# Problem description:
Transcribe the material in full. Nothing should differ except that the pictures are left out.

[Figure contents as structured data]
▼

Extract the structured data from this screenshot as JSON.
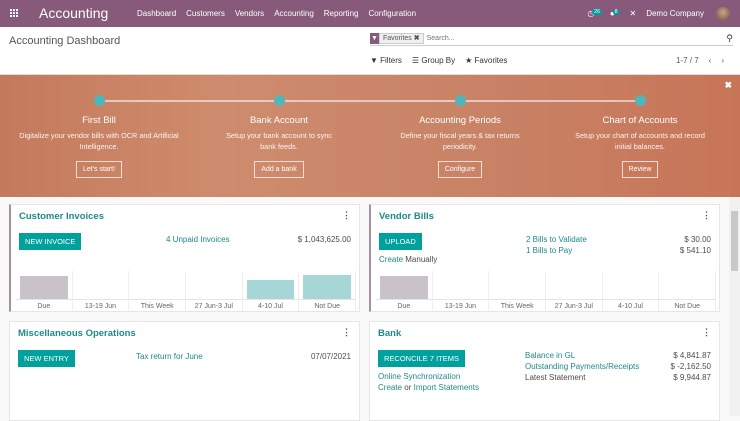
{
  "nav": {
    "brand": "Accounting",
    "menu": [
      "Dashboard",
      "Customers",
      "Vendors",
      "Accounting",
      "Reporting",
      "Configuration"
    ],
    "activity_count": "26",
    "message_count": "8",
    "company": "Demo Company"
  },
  "control": {
    "title": "Accounting Dashboard",
    "facet": "Favorites",
    "search_placeholder": "Search...",
    "filters": "Filters",
    "group_by": "Group By",
    "favorites": "Favorites",
    "pager": "1-7 / 7"
  },
  "banner": {
    "steps": [
      {
        "title": "First Bill",
        "desc": "Digitalize your vendor bills with OCR and Artificial Intelligence.",
        "button": "Let's start!"
      },
      {
        "title": "Bank Account",
        "desc": "Setup your bank account to sync bank feeds.",
        "button": "Add a bank"
      },
      {
        "title": "Accounting Periods",
        "desc": "Define your fiscal years & tax returns periodicity.",
        "button": "Configure"
      },
      {
        "title": "Chart of Accounts",
        "desc": "Setup your chart of accounts and record initial balances.",
        "button": "Review"
      }
    ]
  },
  "customer_invoices": {
    "title": "Customer Invoices",
    "button": "NEW INVOICE",
    "unpaid_link": "4 Unpaid Invoices",
    "unpaid_amount": "$ 1,043,625.00",
    "chart": {
      "categories": [
        "Due",
        "13-19 Jun",
        "This Week",
        "27 Jun-3 Jul",
        "4-10 Jul",
        "Not Due"
      ],
      "values": [
        0.95,
        0,
        0,
        0,
        0.8,
        1
      ],
      "colors": [
        "#c9c3c9",
        "#a6d7d6",
        "#a6d7d6",
        "#a6d7d6",
        "#a6d7d6",
        "#a6d7d6"
      ]
    }
  },
  "vendor_bills": {
    "title": "Vendor Bills",
    "button": "UPLOAD",
    "create": "Create",
    "manually": "Manually",
    "validate_link": "2 Bills to Validate",
    "validate_amount": "$ 30.00",
    "pay_link": "1 Bills to Pay",
    "pay_amount": "$ 541.10",
    "chart": {
      "categories": [
        "Due",
        "13-19 Jun",
        "This Week",
        "27 Jun-3 Jul",
        "4-10 Jul",
        "Not Due"
      ],
      "values": [
        0.95,
        0,
        0,
        0,
        0,
        0
      ],
      "colors": [
        "#c9c3c9",
        "#a6d7d6",
        "#a6d7d6",
        "#a6d7d6",
        "#a6d7d6",
        "#a6d7d6"
      ]
    }
  },
  "misc": {
    "title": "Miscellaneous Operations",
    "button": "NEW ENTRY",
    "tax_link": "Tax return for June",
    "tax_date": "07/07/2021"
  },
  "bank": {
    "title": "Bank",
    "button": "RECONCILE 7 ITEMS",
    "online_sync": "Online Synchronization",
    "create": "Create",
    "or": "or",
    "import": "Import Statements",
    "rows": [
      {
        "label": "Balance in GL",
        "amount": "$ 4,841.87",
        "link": true
      },
      {
        "label": "Outstanding Payments/Receipts",
        "amount": "$ -2,162.50",
        "link": true
      },
      {
        "label": "Latest Statement",
        "amount": "$ 9,944.87",
        "link": false
      }
    ]
  },
  "colors": {
    "brand": "#875A7B",
    "accent": "#00a09d"
  }
}
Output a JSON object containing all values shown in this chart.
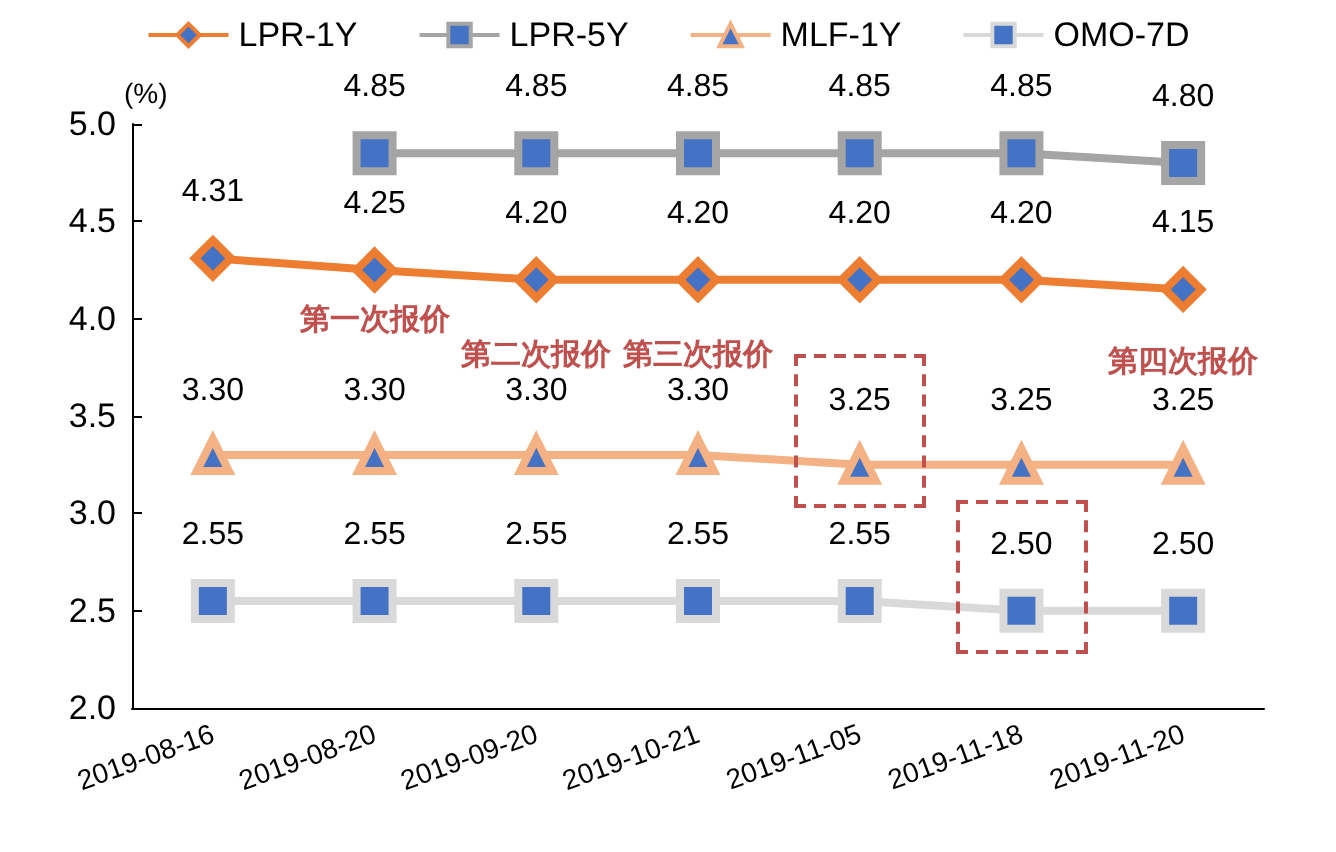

▲

# Answer below:
Extract the structured data from this screenshot as JSON.
{
  "nav": {
    "brand": "Accounting",
    "menu": [
      "Dashboard",
      "Customers",
      "Vendors",
      "Accounting",
      "Reporting",
      "Configuration"
    ],
    "activity_count": "26",
    "message_count": "8",
    "company": "Demo Company"
  },
  "control": {
    "title": "Accounting Dashboard",
    "facet": "Favorites",
    "search_placeholder": "Search...",
    "filters": "Filters",
    "group_by": "Group By",
    "favorites": "Favorites",
    "pager": "1-7 / 7"
  },
  "banner": {
    "steps": [
      {
        "title": "First Bill",
        "desc": "Digitalize your vendor bills with OCR and Artificial Intelligence.",
        "button": "Let's start!"
      },
      {
        "title": "Bank Account",
        "desc": "Setup your bank account to sync bank feeds.",
        "button": "Add a bank"
      },
      {
        "title": "Accounting Periods",
        "desc": "Define your fiscal years & tax returns periodicity.",
        "button": "Configure"
      },
      {
        "title": "Chart of Accounts",
        "desc": "Setup your chart of accounts and record initial balances.",
        "button": "Review"
      }
    ]
  },
  "customer_invoices": {
    "title": "Customer Invoices",
    "button": "NEW INVOICE",
    "unpaid_link": "4 Unpaid Invoices",
    "unpaid_amount": "$ 1,043,625.00",
    "chart": {
      "categories": [
        "Due",
        "13-19 Jun",
        "This Week",
        "27 Jun-3 Jul",
        "4-10 Jul",
        "Not Due"
      ],
      "values": [
        0.95,
        0,
        0,
        0,
        0.8,
        1
      ],
      "colors": [
        "#c9c3c9",
        "#a6d7d6",
        "#a6d7d6",
        "#a6d7d6",
        "#a6d7d6",
        "#a6d7d6"
      ]
    }
  },
  "vendor_bills": {
    "title": "Vendor Bills",
    "button": "UPLOAD",
    "create": "Create",
    "manually": "Manually",
    "validate_link": "2 Bills to Validate",
    "validate_amount": "$ 30.00",
    "pay_link": "1 Bills to Pay",
    "pay_amount": "$ 541.10",
    "chart": {
      "categories": [
        "Due",
        "13-19 Jun",
        "This Week",
        "27 Jun-3 Jul",
        "4-10 Jul",
        "Not Due"
      ],
      "values": [
        0.95,
        0,
        0,
        0,
        0,
        0
      ],
      "colors": [
        "#c9c3c9",
        "#a6d7d6",
        "#a6d7d6",
        "#a6d7d6",
        "#a6d7d6",
        "#a6d7d6"
      ]
    }
  },
  "misc": {
    "title": "Miscellaneous Operations",
    "button": "NEW ENTRY",
    "tax_link": "Tax return for June",
    "tax_date": "07/07/2021"
  },
  "bank": {
    "title": "Bank",
    "button": "RECONCILE 7 ITEMS",
    "online_sync": "Online Synchronization",
    "create": "Create",
    "or": "or",
    "import": "Import Statements",
    "rows": [
      {
        "label": "Balance in GL",
        "amount": "$ 4,841.87",
        "link": true
      },
      {
        "label": "Outstanding Payments/Receipts",
        "amount": "$ -2,162.50",
        "link": true
      },
      {
        "label": "Latest Statement",
        "amount": "$ 9,944.87",
        "link": false
      }
    ]
  },
  "colors": {
    "brand": "#875A7B",
    "accent": "#00a09d"
  }
}
Output a JSON object containing all values shown in this chart.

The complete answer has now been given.